## Written problem
Can you find the lines of the listing that include "Model" and copy every one?

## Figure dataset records
┌──
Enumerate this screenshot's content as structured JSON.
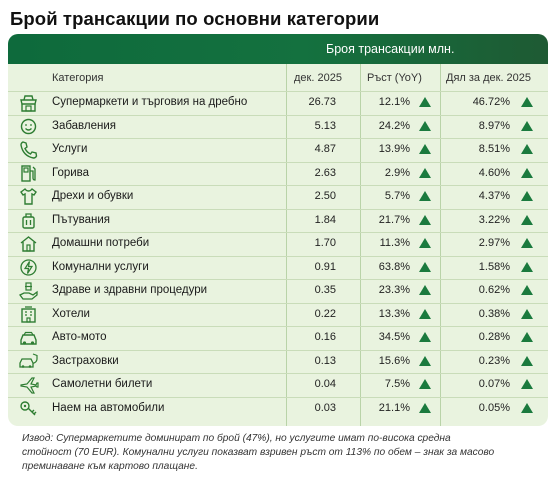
{
  "title": "Брой трансакции по основни категории",
  "header": {
    "label": "Броя трансакции млн."
  },
  "columns": {
    "category": "Категория",
    "period": "дек. 2025",
    "growth": "Ръст (YoY)",
    "share": "Дял за дек. 2025"
  },
  "rows": [
    {
      "icon": "shop-icon",
      "category": "Супермаркети и търговия на дребно",
      "value": "26.73",
      "yoy": "12.1%",
      "share": "46.72%"
    },
    {
      "icon": "smiley-icon",
      "category": "Забавления",
      "value": "5.13",
      "yoy": "24.2%",
      "share": "8.97%"
    },
    {
      "icon": "phone-icon",
      "category": "Услуги",
      "value": "4.87",
      "yoy": "13.9%",
      "share": "8.51%"
    },
    {
      "icon": "fuel-pump-icon",
      "category": "Горива",
      "value": "2.63",
      "yoy": "2.9%",
      "share": "4.60%"
    },
    {
      "icon": "shirt-icon",
      "category": "Дрехи и обувки",
      "value": "2.50",
      "yoy": "5.7%",
      "share": "4.37%"
    },
    {
      "icon": "luggage-icon",
      "category": "Пътувания",
      "value": "1.84",
      "yoy": "21.7%",
      "share": "3.22%"
    },
    {
      "icon": "home-icon",
      "category": "Домашни потреби",
      "value": "1.70",
      "yoy": "11.3%",
      "share": "2.97%"
    },
    {
      "icon": "lightning-icon",
      "category": "Комунални услуги",
      "value": "0.91",
      "yoy": "63.8%",
      "share": "1.58%"
    },
    {
      "icon": "medical-hand-icon",
      "category": "Здраве и здравни процедури",
      "value": "0.35",
      "yoy": "23.3%",
      "share": "0.62%"
    },
    {
      "icon": "hotel-icon",
      "category": "Хотели",
      "value": "0.22",
      "yoy": "13.3%",
      "share": "0.38%"
    },
    {
      "icon": "car-icon",
      "category": "Авто-мото",
      "value": "0.16",
      "yoy": "34.5%",
      "share": "0.28%"
    },
    {
      "icon": "insurance-car-icon",
      "category": "Застраховки",
      "value": "0.13",
      "yoy": "15.6%",
      "share": "0.23%"
    },
    {
      "icon": "airplane-icon",
      "category": "Самолетни билети",
      "value": "0.04",
      "yoy": "7.5%",
      "share": "0.07%"
    },
    {
      "icon": "car-key-icon",
      "category": "Наем на автомобили",
      "value": "0.03",
      "yoy": "21.1%",
      "share": "0.05%"
    }
  ],
  "note": "Извод: Супермаркетите доминират по брой (47%), но услугите имат по-висока средна стойност (70 EUR). Комунални услуги показват взривен ръст от 113% по обем – знак за масово преминаване към картово плащане.",
  "colors": {
    "header_green": "#0e6a3c",
    "table_bg": "#e9f3df",
    "arrow_green": "#1b7a3e",
    "icon_green": "#2e7d32"
  }
}
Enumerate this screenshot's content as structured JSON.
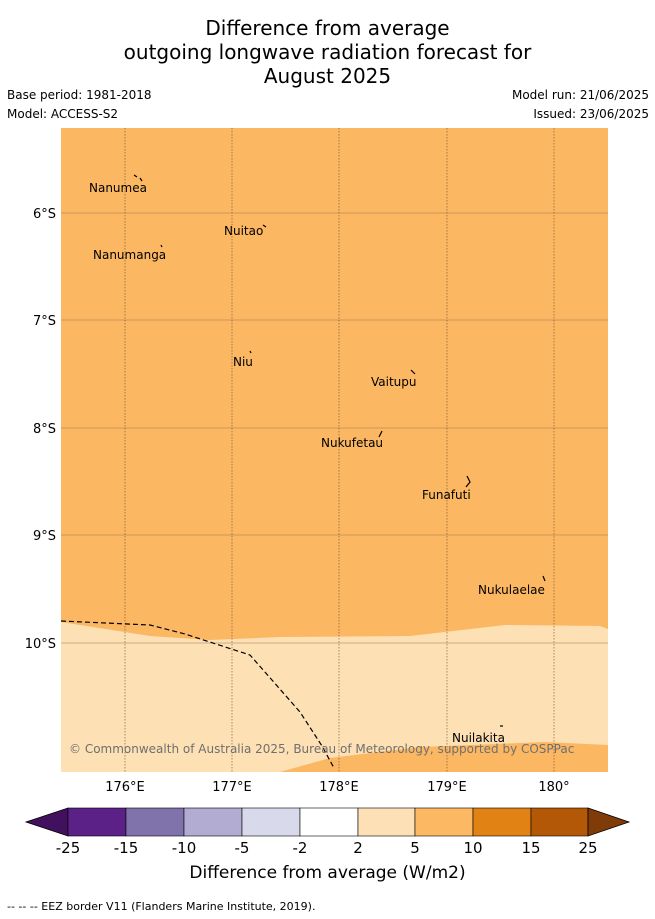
{
  "title_lines": [
    "Difference from average",
    "outgoing longwave radiation forecast for",
    "August 2025"
  ],
  "header": {
    "base_period": "Base period: 1981-2018",
    "model": "Model: ACCESS-S2",
    "model_run": "Model run: 21/06/2025",
    "issued": "Issued: 23/06/2025"
  },
  "map": {
    "lon_ticks": [
      "176°E",
      "177°E",
      "178°E",
      "179°E",
      "180°"
    ],
    "lat_ticks": [
      "6°S",
      "7°S",
      "8°S",
      "9°S",
      "10°S"
    ],
    "places": [
      "Nanumea",
      "Nuitao",
      "Nanumanga",
      "Niu",
      "Vaitupu",
      "Nukufetau",
      "Funafuti",
      "Nukulaelae",
      "Nuilakita"
    ],
    "regions": [
      {
        "category": "5 to 10",
        "color": "#fbb762"
      },
      {
        "category": "2 to 5",
        "color": "#fde0b4"
      }
    ],
    "credit": "© Commonwealth of Australia 2025, Bureau of Meteorology, supported by COSPPac"
  },
  "colorbar": {
    "ticks": [
      "-25",
      "-15",
      "-10",
      "-5",
      "-2",
      "2",
      "5",
      "10",
      "15",
      "25"
    ],
    "colors": [
      "#41105e",
      "#5b2186",
      "#8073ac",
      "#b2abd2",
      "#d8daeb",
      "#ffffff",
      "#fee0b6",
      "#fdb863",
      "#e08214",
      "#b35806",
      "#7f3b08"
    ],
    "label": "Difference from average (W/m2)"
  },
  "footnote": "--  --  -- EEZ border V11 (Flanders Marine Institute, 2019)."
}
└──
## Final result
    "model": "Model: ACCESS-S2",
    "model_run": "Model run: 21/06/2025",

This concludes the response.